Aim of the exercise
Reproduce every entry exactly.

Supplied information
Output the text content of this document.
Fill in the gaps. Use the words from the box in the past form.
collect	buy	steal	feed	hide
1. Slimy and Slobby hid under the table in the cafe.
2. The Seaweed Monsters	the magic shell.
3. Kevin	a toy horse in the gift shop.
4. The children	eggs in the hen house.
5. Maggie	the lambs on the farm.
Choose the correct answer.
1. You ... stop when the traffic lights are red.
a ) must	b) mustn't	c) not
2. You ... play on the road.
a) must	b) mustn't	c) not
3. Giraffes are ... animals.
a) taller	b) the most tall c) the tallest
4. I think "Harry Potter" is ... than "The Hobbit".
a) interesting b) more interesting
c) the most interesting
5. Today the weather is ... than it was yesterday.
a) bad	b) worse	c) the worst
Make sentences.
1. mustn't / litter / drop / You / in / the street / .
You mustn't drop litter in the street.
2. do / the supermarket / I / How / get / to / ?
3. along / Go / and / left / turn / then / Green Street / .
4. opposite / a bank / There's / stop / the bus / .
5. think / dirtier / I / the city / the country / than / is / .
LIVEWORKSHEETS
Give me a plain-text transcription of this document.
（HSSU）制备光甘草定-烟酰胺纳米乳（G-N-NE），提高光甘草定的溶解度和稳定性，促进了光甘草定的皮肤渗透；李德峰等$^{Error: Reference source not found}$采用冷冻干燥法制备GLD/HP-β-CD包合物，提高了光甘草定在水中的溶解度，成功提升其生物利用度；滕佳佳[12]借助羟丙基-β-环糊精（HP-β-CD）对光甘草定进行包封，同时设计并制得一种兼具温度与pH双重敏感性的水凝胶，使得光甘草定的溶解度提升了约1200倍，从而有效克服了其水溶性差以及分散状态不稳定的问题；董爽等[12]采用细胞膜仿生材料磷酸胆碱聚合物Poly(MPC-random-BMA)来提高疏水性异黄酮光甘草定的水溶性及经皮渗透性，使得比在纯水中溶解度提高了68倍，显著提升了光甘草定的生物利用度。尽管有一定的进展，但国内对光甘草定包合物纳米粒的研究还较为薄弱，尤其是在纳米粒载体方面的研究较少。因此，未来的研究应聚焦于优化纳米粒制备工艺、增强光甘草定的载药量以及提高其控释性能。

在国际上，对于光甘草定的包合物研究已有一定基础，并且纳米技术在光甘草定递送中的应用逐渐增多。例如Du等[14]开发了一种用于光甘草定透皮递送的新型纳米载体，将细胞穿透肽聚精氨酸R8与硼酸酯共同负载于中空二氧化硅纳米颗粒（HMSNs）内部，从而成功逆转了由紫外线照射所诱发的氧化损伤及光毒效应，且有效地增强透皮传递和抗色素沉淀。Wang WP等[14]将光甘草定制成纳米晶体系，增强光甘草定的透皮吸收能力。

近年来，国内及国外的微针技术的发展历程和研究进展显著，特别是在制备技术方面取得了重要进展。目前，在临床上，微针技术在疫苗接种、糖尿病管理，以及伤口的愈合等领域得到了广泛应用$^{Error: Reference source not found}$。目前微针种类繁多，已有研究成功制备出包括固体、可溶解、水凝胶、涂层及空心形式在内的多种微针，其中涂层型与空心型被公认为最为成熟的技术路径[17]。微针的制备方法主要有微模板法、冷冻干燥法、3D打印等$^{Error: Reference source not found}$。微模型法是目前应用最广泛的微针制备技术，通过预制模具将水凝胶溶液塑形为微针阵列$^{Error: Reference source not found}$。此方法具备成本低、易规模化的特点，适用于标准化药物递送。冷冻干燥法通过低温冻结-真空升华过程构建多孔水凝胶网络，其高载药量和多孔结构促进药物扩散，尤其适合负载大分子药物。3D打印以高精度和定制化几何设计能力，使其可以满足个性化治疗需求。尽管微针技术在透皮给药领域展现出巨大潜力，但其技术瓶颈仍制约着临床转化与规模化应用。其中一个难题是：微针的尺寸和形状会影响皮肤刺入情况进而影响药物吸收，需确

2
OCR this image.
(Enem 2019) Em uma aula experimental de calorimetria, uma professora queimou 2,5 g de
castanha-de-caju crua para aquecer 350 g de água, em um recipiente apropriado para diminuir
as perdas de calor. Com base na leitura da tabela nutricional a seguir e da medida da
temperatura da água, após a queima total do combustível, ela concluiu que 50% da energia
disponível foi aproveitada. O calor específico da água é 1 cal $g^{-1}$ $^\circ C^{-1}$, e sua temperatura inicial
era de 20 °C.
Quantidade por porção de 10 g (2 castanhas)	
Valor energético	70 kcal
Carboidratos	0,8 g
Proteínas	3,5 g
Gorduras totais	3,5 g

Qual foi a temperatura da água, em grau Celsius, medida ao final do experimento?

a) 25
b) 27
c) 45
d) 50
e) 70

Complete output
Output the text content of this document.
Fill in the gaps. Use the words from the box in the past form.
collect	buy	steal	feed	hide
1. Slimy and Slobby hid under the table in the cafe.
2. The Seaweed Monsters	the magic shell.
3. Kevin	a toy horse in the gift shop.
4. The children	eggs in the hen house.
5. Maggie	the lambs on the farm.
Choose the correct answer.
1. You ... stop when the traffic lights are red.
a ) must	b) mustn't	c) not
2. You ... play on the road.
a) must	b) mustn't	c) not
3. Giraffes are ... animals.
a) taller	b) the most tall c) the tallest
4. I think "Harry Potter" is ... than "The Hobbit".
a) interesting b) more interesting
c) the most interesting
5. Today the weather is ... than it was yesterday.
a) bad	b) worse	c) the worst
Make sentences.
1. mustn't / litter / drop / You / in / the street / .
You mustn't drop litter in the street.
2. do / the supermarket / I / How / get / to / ?
3. along / Go / and / left / turn / then / Green Street / .
4. opposite / a bank / There's / stop / the bus / .
5. think / dirtier / I / the city / the country / than / is / .
LIVEWORKSHEETS
Give me a plain-text transcription of this document.
（HSSU）制备光甘草定-烟酰胺纳米乳（G-N-NE），提高光甘草定的溶解度和稳定性，促进了光甘草定的皮肤渗透；李德峰等$^{Error: Reference source not found}$采用冷冻干燥法制备GLD/HP-β-CD包合物，提高了光甘草定在水中的溶解度，成功提升其生物利用度；滕佳佳[12]借助羟丙基-β-环糊精（HP-β-CD）对光甘草定进行包封，同时设计并制得一种兼具温度与pH双重敏感性的水凝胶，使得光甘草定的溶解度提升了约1200倍，从而有效克服了其水溶性差以及分散状态不稳定的问题；董爽等[12]采用细胞膜仿生材料磷酸胆碱聚合物Poly(MPC-random-BMA)来提高疏水性异黄酮光甘草定的水溶性及经皮渗透性，使得比在纯水中溶解度提高了68倍，显著提升了光甘草定的生物利用度。尽管有一定的进展，但国内对光甘草定包合物纳米粒的研究还较为薄弱，尤其是在纳米粒载体方面的研究较少。因此，未来的研究应聚焦于优化纳米粒制备工艺、增强光甘草定的载药量以及提高其控释性能。

在国际上，对于光甘草定的包合物研究已有一定基础，并且纳米技术在光甘草定递送中的应用逐渐增多。例如Du等[14]开发了一种用于光甘草定透皮递送的新型纳米载体，将细胞穿透肽聚精氨酸R8与硼酸酯共同负载于中空二氧化硅纳米颗粒（HMSNs）内部，从而成功逆转了由紫外线照射所诱发的氧化损伤及光毒效应，且有效地增强透皮传递和抗色素沉淀。Wang WP等[14]将光甘草定制成纳米晶体系，增强光甘草定的透皮吸收能力。

近年来，国内及国外的微针技术的发展历程和研究进展显著，特别是在制备技术方面取得了重要进展。目前，在临床上，微针技术在疫苗接种、糖尿病管理，以及伤口的愈合等领域得到了广泛应用$^{Error: Reference source not found}$。目前微针种类繁多，已有研究成功制备出包括固体、可溶解、水凝胶、涂层及空心形式在内的多种微针，其中涂层型与空心型被公认为最为成熟的技术路径[17]。微针的制备方法主要有微模板法、冷冻干燥法、3D打印等$^{Error: Reference source not found}$。微模型法是目前应用最广泛的微针制备技术，通过预制模具将水凝胶溶液塑形为微针阵列$^{Error: Reference source not found}$。此方法具备成本低、易规模化的特点，适用于标准化药物递送。冷冻干燥法通过低温冻结-真空升华过程构建多孔水凝胶网络，其高载药量和多孔结构促进药物扩散，尤其适合负载大分子药物。3D打印以高精度和定制化几何设计能力，使其可以满足个性化治疗需求。尽管微针技术在透皮给药领域展现出巨大潜力，但其技术瓶颈仍制约着临床转化与规模化应用。其中一个难题是：微针的尺寸和形状会影响皮肤刺入情况进而影响药物吸收，需确

2
OCR this image.
(Enem 2019) Em uma aula experimental de calorimetria, uma professora queimou 2,5 g de
castanha-de-caju crua para aquecer 350 g de água, em um recipiente apropriado para diminuir
as perdas de calor. Com base na leitura da tabela nutricional a seguir e da medida da
temperatura da água, após a queima total do combustível, ela concluiu que 50% da energia
disponível foi aproveitada. O calor específico da água é 1 cal $g^{-1}$ $^\circ C^{-1}$, e sua temperatura inicial
era de 20 °C.
Quantidade por porção de 10 g (2 castanhas)	
Valor energético	70 kcal
Carboidratos	0,8 g
Proteínas	3,5 g
Gorduras totais	3,5 g

Qual foi a temperatura da água, em grau Celsius, medida ao final do experimento?

a) 25
b) 27
c) 45
d) 50
e) 70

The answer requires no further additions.